What is required:
Gather up the lines that contain "之下的内容为准".

(Data excerpts)
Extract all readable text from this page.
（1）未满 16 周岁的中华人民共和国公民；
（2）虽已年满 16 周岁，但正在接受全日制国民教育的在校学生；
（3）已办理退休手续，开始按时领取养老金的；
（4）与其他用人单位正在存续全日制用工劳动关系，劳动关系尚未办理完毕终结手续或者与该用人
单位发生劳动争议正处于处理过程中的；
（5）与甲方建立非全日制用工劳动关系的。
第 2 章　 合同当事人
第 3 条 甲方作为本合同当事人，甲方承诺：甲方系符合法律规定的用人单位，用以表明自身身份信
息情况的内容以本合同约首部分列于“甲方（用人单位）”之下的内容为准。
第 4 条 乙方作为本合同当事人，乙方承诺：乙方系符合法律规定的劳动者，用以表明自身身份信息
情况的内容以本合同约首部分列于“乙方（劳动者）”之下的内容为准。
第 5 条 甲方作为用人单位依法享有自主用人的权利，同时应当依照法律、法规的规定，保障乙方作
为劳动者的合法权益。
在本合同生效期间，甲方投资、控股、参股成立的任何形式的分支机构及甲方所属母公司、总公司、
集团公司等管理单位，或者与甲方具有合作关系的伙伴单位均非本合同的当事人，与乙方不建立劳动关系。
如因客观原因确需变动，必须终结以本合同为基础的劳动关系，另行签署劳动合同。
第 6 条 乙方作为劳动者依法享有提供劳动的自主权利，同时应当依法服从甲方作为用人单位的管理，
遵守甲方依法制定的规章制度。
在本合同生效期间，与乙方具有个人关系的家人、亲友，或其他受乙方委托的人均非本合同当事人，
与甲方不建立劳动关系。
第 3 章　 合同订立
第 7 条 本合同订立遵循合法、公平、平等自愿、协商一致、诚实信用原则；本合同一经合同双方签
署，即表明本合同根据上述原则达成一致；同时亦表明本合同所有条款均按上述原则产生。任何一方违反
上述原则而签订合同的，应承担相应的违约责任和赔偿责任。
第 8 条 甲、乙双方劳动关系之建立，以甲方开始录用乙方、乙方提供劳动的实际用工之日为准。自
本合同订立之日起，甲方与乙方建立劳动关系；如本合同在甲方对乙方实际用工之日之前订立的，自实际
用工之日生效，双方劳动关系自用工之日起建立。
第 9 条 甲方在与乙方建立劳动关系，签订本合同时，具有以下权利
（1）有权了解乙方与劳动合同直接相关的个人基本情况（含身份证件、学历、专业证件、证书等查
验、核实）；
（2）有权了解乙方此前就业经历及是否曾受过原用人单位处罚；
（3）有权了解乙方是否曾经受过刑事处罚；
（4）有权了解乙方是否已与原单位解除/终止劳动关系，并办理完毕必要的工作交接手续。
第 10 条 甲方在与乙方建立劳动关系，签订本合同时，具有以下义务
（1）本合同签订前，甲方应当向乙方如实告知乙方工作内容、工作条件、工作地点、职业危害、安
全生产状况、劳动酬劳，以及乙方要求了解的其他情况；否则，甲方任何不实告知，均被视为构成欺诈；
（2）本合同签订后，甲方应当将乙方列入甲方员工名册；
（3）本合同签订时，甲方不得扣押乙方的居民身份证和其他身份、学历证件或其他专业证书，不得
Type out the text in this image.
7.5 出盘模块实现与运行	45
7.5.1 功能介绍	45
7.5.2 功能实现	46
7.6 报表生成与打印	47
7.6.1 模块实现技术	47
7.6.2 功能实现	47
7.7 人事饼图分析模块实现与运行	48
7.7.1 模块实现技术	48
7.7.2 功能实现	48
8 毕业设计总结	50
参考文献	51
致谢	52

Output:
息情况的内容以本合同约首部分列于“甲方（用人单位）”之下的内容为准。
情况的内容以本合同约首部分列于“乙方（劳动者）”之下的内容为准。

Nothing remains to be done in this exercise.